**GOAL**:
Give the material again in full, matching it exactly.

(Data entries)
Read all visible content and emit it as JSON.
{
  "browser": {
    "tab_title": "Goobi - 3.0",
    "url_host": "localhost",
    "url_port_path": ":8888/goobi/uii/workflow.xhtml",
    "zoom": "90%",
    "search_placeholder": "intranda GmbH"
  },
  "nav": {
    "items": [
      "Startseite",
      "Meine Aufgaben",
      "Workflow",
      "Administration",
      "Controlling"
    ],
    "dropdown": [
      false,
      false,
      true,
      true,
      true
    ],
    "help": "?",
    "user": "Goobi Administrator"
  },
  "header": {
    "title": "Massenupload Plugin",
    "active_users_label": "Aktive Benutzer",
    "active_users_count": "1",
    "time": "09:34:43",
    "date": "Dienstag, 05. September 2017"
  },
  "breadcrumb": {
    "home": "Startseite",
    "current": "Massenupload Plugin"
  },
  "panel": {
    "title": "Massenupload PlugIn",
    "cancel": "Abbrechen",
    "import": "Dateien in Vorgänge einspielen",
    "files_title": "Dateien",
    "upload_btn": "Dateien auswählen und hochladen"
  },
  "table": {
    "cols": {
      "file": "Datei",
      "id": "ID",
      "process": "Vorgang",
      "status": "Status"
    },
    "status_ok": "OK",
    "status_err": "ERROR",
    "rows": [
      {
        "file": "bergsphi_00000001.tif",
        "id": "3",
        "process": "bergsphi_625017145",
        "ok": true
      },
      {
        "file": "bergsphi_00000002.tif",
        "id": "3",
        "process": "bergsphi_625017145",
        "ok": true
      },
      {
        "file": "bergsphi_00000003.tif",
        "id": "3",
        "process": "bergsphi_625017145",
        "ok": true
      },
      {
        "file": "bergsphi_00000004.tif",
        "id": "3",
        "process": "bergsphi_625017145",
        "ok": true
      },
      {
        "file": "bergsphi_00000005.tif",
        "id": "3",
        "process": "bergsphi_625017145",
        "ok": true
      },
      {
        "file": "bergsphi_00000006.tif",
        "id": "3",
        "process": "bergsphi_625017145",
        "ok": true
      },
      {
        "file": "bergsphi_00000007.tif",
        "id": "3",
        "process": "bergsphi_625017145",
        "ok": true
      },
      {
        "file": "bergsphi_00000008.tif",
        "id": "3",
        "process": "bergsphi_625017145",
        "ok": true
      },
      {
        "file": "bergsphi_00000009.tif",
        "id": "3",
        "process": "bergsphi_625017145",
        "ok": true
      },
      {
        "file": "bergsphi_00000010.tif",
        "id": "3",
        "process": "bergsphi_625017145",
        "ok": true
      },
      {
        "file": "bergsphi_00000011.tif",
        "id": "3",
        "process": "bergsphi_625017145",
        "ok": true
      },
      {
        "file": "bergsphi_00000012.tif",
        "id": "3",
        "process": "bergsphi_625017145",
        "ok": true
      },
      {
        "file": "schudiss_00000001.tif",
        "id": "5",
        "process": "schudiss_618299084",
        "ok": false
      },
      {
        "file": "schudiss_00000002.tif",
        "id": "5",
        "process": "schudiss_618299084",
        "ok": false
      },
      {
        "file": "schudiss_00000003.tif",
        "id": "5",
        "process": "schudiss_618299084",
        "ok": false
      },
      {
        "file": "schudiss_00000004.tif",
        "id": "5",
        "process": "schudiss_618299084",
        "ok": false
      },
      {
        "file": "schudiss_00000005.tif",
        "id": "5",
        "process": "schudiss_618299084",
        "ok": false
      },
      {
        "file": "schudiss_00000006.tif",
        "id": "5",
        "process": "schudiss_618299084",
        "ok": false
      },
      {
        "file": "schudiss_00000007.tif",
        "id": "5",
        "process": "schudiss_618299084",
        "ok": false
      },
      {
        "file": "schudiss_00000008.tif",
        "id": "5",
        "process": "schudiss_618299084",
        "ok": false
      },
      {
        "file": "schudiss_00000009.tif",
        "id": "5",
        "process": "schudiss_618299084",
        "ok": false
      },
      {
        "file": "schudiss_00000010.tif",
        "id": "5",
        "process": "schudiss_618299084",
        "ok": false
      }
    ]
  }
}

**SOLUTION**:
Read all visible content and emit it as JSON.
{
  "browser": {
    "tab_title": "Goobi - 3.0",
    "url_host": "localhost",
    "url_port_path": ":8888/goobi/uii/workflow.xhtml",
    "zoom": "90%",
    "search_placeholder": "intranda GmbH"
  },
  "nav": {
    "items": [
      "Startseite",
      "Meine Aufgaben",
      "Workflow",
      "Administration",
      "Controlling"
    ],
    "dropdown": [
      false,
      false,
      true,
      true,
      true
    ],
    "help": "?",
    "user": "Goobi Administrator"
  },
  "header": {
    "title": "Massenupload Plugin",
    "active_users_label": "Aktive Benutzer",
    "active_users_count": "1",
    "time": "09:34:43",
    "date": "Dienstag, 05. September 2017"
  },
  "breadcrumb": {
    "home": "Startseite",
    "current": "Massenupload Plugin"
  },
  "panel": {
    "title": "Massenupload PlugIn",
    "cancel": "Abbrechen",
    "import": "Dateien in Vorgänge einspielen",
    "files_title": "Dateien",
    "upload_btn": "Dateien auswählen und hochladen"
  },
  "table": {
    "cols": {
      "file": "Datei",
      "id": "ID",
      "process": "Vorgang",
      "status": "Status"
    },
    "status_ok": "OK",
    "status_err": "ERROR",
    "rows": [
      {
        "file": "bergsphi_00000001.tif",
        "id": "3",
        "process": "bergsphi_625017145",
        "ok": true
      },
      {
        "file": "bergsphi_00000002.tif",
        "id": "3",
        "process": "bergsphi_625017145",
        "ok": true
      },
      {
        "file": "bergsphi_00000003.tif",
        "id": "3",
        "process": "bergsphi_625017145",
        "ok": true
      },
      {
        "file": "bergsphi_00000004.tif",
        "id": "3",
        "process": "bergsphi_625017145",
        "ok": true
      },
      {
        "file": "bergsphi_00000005.tif",
        "id": "3",
        "process": "bergsphi_625017145",
        "ok": true
      },
      {
        "file": "bergsphi_00000006.tif",
        "id": "3",
        "process": "bergsphi_625017145",
        "ok": true
      },
      {
        "file": "bergsphi_00000007.tif",
        "id": "3",
        "process": "bergsphi_625017145",
        "ok": true
      },
      {
        "file": "bergsphi_00000008.tif",
        "id": "3",
        "process": "bergsphi_625017145",
        "ok": true
      },
      {
        "file": "bergsphi_00000009.tif",
        "id": "3",
        "process": "bergsphi_625017145",
        "ok": true
      },
      {
        "file": "bergsphi_00000010.tif",
        "id": "3",
        "process": "bergsphi_625017145",
        "ok": true
      },
      {
        "file": "bergsphi_00000011.tif",
        "id": "3",
        "process": "bergsphi_625017145",
        "ok": true
      },
      {
        "file": "bergsphi_00000012.tif",
        "id": "3",
        "process": "bergsphi_625017145",
        "ok": true
      },
      {
        "file": "schudiss_00000001.tif",
        "id": "5",
        "process": "schudiss_618299084",
        "ok": false
      },
      {
        "file": "schudiss_00000002.tif",
        "id": "5",
        "process": "schudiss_618299084",
        "ok": false
      },
      {
        "file": "schudiss_00000003.tif",
        "id": "5",
        "process": "schudiss_618299084",
        "ok": false
      },
      {
        "file": "schudiss_00000004.tif",
        "id": "5",
        "process": "schudiss_618299084",
        "ok": false
      },
      {
        "file": "schudiss_00000005.tif",
        "id": "5",
        "process": "schudiss_618299084",
        "ok": false
      },
      {
        "file": "schudiss_00000006.tif",
        "id": "5",
        "process": "schudiss_618299084",
        "ok": false
      },
      {
        "file": "schudiss_00000007.tif",
        "id": "5",
        "process": "schudiss_618299084",
        "ok": false
      },
      {
        "file": "schudiss_00000008.tif",
        "id": "5",
        "process": "schudiss_618299084",
        "ok": false
      },
      {
        "file": "schudiss_00000009.tif",
        "id": "5",
        "process": "schudiss_618299084",
        "ok": false
      },
      {
        "file": "schudiss_00000010.tif",
        "id": "5",
        "process": "schudiss_618299084",
        "ok": false
      }
    ]
  }
}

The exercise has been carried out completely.